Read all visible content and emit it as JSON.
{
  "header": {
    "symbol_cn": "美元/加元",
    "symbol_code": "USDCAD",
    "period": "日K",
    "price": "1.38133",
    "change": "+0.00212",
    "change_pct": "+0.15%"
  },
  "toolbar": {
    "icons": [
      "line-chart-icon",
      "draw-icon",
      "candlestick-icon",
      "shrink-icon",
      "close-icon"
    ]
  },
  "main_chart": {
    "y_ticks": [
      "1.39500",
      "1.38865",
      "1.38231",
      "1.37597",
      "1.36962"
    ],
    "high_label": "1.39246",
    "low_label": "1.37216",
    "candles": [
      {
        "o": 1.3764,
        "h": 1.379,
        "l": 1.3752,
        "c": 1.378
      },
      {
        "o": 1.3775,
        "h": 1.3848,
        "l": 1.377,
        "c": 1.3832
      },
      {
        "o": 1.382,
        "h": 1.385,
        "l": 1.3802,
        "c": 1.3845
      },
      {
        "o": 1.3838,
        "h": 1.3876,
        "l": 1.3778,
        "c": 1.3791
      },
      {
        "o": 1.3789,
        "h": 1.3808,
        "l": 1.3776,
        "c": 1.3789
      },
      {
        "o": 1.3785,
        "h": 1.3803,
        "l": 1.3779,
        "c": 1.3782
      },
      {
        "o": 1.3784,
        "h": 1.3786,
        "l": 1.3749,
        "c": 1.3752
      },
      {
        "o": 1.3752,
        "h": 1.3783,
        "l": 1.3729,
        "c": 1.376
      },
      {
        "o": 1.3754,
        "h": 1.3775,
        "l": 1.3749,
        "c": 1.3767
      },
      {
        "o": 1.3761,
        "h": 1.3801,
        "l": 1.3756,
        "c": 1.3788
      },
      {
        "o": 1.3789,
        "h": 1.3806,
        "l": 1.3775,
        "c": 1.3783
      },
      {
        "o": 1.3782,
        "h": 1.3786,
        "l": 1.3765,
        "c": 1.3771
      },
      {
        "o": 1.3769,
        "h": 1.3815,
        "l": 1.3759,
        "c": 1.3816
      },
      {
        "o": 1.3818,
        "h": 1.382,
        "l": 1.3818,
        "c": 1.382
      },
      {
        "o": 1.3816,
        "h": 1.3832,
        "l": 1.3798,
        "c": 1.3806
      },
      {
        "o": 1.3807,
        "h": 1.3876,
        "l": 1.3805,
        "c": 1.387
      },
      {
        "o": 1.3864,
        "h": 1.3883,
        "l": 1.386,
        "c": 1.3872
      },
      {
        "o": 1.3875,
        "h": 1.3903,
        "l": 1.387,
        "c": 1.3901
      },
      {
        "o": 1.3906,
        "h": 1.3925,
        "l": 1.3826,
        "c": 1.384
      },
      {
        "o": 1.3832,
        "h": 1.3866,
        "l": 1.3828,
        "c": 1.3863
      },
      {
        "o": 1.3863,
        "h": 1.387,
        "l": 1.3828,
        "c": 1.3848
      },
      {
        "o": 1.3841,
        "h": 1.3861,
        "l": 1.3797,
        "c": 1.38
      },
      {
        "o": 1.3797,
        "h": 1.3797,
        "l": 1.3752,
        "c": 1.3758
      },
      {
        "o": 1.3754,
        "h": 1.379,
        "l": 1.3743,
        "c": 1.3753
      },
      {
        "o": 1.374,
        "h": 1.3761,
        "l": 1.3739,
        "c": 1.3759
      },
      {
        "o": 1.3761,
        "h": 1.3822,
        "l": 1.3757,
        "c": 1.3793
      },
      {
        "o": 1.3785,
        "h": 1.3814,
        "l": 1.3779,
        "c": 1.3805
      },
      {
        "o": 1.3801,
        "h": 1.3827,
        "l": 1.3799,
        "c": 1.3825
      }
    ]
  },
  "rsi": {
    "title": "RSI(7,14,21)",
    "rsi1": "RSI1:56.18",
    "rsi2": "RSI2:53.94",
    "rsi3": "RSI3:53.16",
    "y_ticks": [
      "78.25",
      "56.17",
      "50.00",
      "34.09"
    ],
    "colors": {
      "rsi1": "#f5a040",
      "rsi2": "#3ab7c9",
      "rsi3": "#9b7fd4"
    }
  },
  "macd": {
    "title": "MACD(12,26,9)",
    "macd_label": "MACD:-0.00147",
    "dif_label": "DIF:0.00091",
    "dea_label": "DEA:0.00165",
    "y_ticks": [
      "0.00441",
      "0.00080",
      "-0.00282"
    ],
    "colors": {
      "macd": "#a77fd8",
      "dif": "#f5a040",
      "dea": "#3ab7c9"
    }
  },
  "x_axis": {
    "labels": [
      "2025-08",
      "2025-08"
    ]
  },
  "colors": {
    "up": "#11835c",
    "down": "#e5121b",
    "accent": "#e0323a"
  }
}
========================================================================
▶ **TO BE DONE**: Transcribe all of the entries without altering anything.

▶ **WRITTEN ANSWER**:
Read all visible content and emit it as JSON.
{
  "header": {
    "symbol_cn": "美元/加元",
    "symbol_code": "USDCAD",
    "period": "日K",
    "price": "1.38133",
    "change": "+0.00212",
    "change_pct": "+0.15%"
  },
  "toolbar": {
    "icons": [
      "line-chart-icon",
      "draw-icon",
      "candlestick-icon",
      "shrink-icon",
      "close-icon"
    ]
  },
  "main_chart": {
    "y_ticks": [
      "1.39500",
      "1.38865",
      "1.38231",
      "1.37597",
      "1.36962"
    ],
    "high_label": "1.39246",
    "low_label": "1.37216",
    "candles": [
      {
        "o": 1.3764,
        "h": 1.379,
        "l": 1.3752,
        "c": 1.378
      },
      {
        "o": 1.3775,
        "h": 1.3848,
        "l": 1.377,
        "c": 1.3832
      },
      {
        "o": 1.382,
        "h": 1.385,
        "l": 1.3802,
        "c": 1.3845
      },
      {
        "o": 1.3838,
        "h": 1.3876,
        "l": 1.3778,
        "c": 1.3791
      },
      {
        "o": 1.3789,
        "h": 1.3808,
        "l": 1.3776,
        "c": 1.3789
      },
      {
        "o": 1.3785,
        "h": 1.3803,
        "l": 1.3779,
        "c": 1.3782
      },
      {
        "o": 1.3784,
        "h": 1.3786,
        "l": 1.3749,
        "c": 1.3752
      },
      {
        "o": 1.3752,
        "h": 1.3783,
        "l": 1.3729,
        "c": 1.376
      },
      {
        "o": 1.3754,
        "h": 1.3775,
        "l": 1.3749,
        "c": 1.3767
      },
      {
        "o": 1.3761,
        "h": 1.3801,
        "l": 1.3756,
        "c": 1.3788
      },
      {
        "o": 1.3789,
        "h": 1.3806,
        "l": 1.3775,
        "c": 1.3783
      },
      {
        "o": 1.3782,
        "h": 1.3786,
        "l": 1.3765,
        "c": 1.3771
      },
      {
        "o": 1.3769,
        "h": 1.3815,
        "l": 1.3759,
        "c": 1.3816
      },
      {
        "o": 1.3818,
        "h": 1.382,
        "l": 1.3818,
        "c": 1.382
      },
      {
        "o": 1.3816,
        "h": 1.3832,
        "l": 1.3798,
        "c": 1.3806
      },
      {
        "o": 1.3807,
        "h": 1.3876,
        "l": 1.3805,
        "c": 1.387
      },
      {
        "o": 1.3864,
        "h": 1.3883,
        "l": 1.386,
        "c": 1.3872
      },
      {
        "o": 1.3875,
        "h": 1.3903,
        "l": 1.387,
        "c": 1.3901
      },
      {
        "o": 1.3906,
        "h": 1.3925,
        "l": 1.3826,
        "c": 1.384
      },
      {
        "o": 1.3832,
        "h": 1.3866,
        "l": 1.3828,
        "c": 1.3863
      },
      {
        "o": 1.3863,
        "h": 1.387,
        "l": 1.3828,
        "c": 1.3848
      },
      {
        "o": 1.3841,
        "h": 1.3861,
        "l": 1.3797,
        "c": 1.38
      },
      {
        "o": 1.3797,
        "h": 1.3797,
        "l": 1.3752,
        "c": 1.3758
      },
      {
        "o": 1.3754,
        "h": 1.379,
        "l": 1.3743,
        "c": 1.3753
      },
      {
        "o": 1.374,
        "h": 1.3761,
        "l": 1.3739,
        "c": 1.3759
      },
      {
        "o": 1.3761,
        "h": 1.3822,
        "l": 1.3757,
        "c": 1.3793
      },
      {
        "o": 1.3785,
        "h": 1.3814,
        "l": 1.3779,
        "c": 1.3805
      },
      {
        "o": 1.3801,
        "h": 1.3827,
        "l": 1.3799,
        "c": 1.3825
      }
    ]
  },
  "rsi": {
    "title": "RSI(7,14,21)",
    "rsi1": "RSI1:56.18",
    "rsi2": "RSI2:53.94",
    "rsi3": "RSI3:53.16",
    "y_ticks": [
      "78.25",
      "56.17",
      "50.00",
      "34.09"
    ],
    "colors": {
      "rsi1": "#f5a040",
      "rsi2": "#3ab7c9",
      "rsi3": "#9b7fd4"
    }
  },
  "macd": {
    "title": "MACD(12,26,9)",
    "macd_label": "MACD:-0.00147",
    "dif_label": "DIF:0.00091",
    "dea_label": "DEA:0.00165",
    "y_ticks": [
      "0.00441",
      "0.00080",
      "-0.00282"
    ],
    "colors": {
      "macd": "#a77fd8",
      "dif": "#f5a040",
      "dea": "#3ab7c9"
    }
  },
  "x_axis": {
    "labels": [
      "2025-08",
      "2025-08"
    ]
  },
  "colors": {
    "up": "#11835c",
    "down": "#e5121b",
    "accent": "#e0323a"
  }
}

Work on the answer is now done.